Your task is to repeat the listing exactly.

------ Data for this exercise

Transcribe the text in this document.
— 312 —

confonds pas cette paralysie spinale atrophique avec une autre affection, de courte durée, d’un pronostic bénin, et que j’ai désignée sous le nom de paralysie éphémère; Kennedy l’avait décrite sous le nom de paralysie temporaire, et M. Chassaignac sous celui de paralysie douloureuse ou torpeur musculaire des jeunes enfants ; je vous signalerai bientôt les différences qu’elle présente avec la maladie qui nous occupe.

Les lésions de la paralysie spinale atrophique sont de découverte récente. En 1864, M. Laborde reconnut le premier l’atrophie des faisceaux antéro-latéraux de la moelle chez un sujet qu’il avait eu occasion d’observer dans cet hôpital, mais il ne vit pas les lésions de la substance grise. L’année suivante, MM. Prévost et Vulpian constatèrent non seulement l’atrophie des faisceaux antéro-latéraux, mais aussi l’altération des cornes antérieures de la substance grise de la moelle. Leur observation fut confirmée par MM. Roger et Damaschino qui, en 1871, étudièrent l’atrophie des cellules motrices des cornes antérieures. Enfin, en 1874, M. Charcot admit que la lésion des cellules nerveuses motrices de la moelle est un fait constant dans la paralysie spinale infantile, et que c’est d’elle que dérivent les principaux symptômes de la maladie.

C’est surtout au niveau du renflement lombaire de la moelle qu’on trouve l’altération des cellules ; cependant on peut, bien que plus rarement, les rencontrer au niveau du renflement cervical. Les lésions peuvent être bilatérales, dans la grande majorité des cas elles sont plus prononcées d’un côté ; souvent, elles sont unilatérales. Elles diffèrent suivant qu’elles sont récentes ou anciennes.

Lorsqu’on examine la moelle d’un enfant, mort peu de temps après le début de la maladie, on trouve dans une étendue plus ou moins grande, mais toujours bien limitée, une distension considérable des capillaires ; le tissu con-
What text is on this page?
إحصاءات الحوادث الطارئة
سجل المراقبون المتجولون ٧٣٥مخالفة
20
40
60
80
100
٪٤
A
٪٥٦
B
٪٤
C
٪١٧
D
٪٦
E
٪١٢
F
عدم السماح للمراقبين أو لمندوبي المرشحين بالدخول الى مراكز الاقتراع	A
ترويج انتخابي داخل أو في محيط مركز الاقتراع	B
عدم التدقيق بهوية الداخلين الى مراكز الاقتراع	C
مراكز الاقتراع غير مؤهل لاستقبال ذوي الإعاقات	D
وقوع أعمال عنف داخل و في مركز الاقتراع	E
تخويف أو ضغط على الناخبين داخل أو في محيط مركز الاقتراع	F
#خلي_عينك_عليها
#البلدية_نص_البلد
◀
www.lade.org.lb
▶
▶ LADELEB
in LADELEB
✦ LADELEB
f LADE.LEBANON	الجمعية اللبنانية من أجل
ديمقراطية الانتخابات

------------

* [The reply]:
Transcribe the text in this document.
— 312 —

confonds pas cette paralysie spinale atrophique avec une autre affection, de courte durée, d’un pronostic bénin, et que j’ai désignée sous le nom de paralysie éphémère; Kennedy l’avait décrite sous le nom de paralysie temporaire, et M. Chassaignac sous celui de paralysie douloureuse ou torpeur musculaire des jeunes enfants ; je vous signalerai bientôt les différences qu’elle présente avec la maladie qui nous occupe.

Les lésions de la paralysie spinale atrophique sont de découverte récente. En 1864, M. Laborde reconnut le premier l’atrophie des faisceaux antéro-latéraux de la moelle chez un sujet qu’il avait eu occasion d’observer dans cet hôpital, mais il ne vit pas les lésions de la substance grise. L’année suivante, MM. Prévost et Vulpian constatèrent non seulement l’atrophie des faisceaux antéro-latéraux, mais aussi l’altération des cornes antérieures de la substance grise de la moelle. Leur observation fut confirmée par MM. Roger et Damaschino qui, en 1871, étudièrent l’atrophie des cellules motrices des cornes antérieures. Enfin, en 1874, M. Charcot admit que la lésion des cellules nerveuses motrices de la moelle est un fait constant dans la paralysie spinale infantile, et que c’est d’elle que dérivent les principaux symptômes de la maladie.

C’est surtout au niveau du renflement lombaire de la moelle qu’on trouve l’altération des cellules ; cependant on peut, bien que plus rarement, les rencontrer au niveau du renflement cervical. Les lésions peuvent être bilatérales, dans la grande majorité des cas elles sont plus prononcées d’un côté ; souvent, elles sont unilatérales. Elles diffèrent suivant qu’elles sont récentes ou anciennes.

Lorsqu’on examine la moelle d’un enfant, mort peu de temps après le début de la maladie, on trouve dans une étendue plus ou moins grande, mais toujours bien limitée, une distension considérable des capillaires ; le tissu con-
What text is on this page?
إحصاءات الحوادث الطارئة
سجل المراقبون المتجولون ٧٣٥مخالفة
20
40
60
80
100
٪٤
A
٪٥٦
B
٪٤
C
٪١٧
D
٪٦
E
٪١٢
F
عدم السماح للمراقبين أو لمندوبي المرشحين بالدخول الى مراكز الاقتراع	A
ترويج انتخابي داخل أو في محيط مركز الاقتراع	B
عدم التدقيق بهوية الداخلين الى مراكز الاقتراع	C
مراكز الاقتراع غير مؤهل لاستقبال ذوي الإعاقات	D
وقوع أعمال عنف داخل و في مركز الاقتراع	E
تخويف أو ضغط على الناخبين داخل أو في محيط مركز الاقتراع	F
#خلي_عينك_عليها
#البلدية_نص_البلد
◀
www.lade.org.lb
▶
▶ LADELEB
in LADELEB
✦ LADELEB
f LADE.LEBANON	الجمعية اللبنانية من أجل
ديمقراطية الانتخابات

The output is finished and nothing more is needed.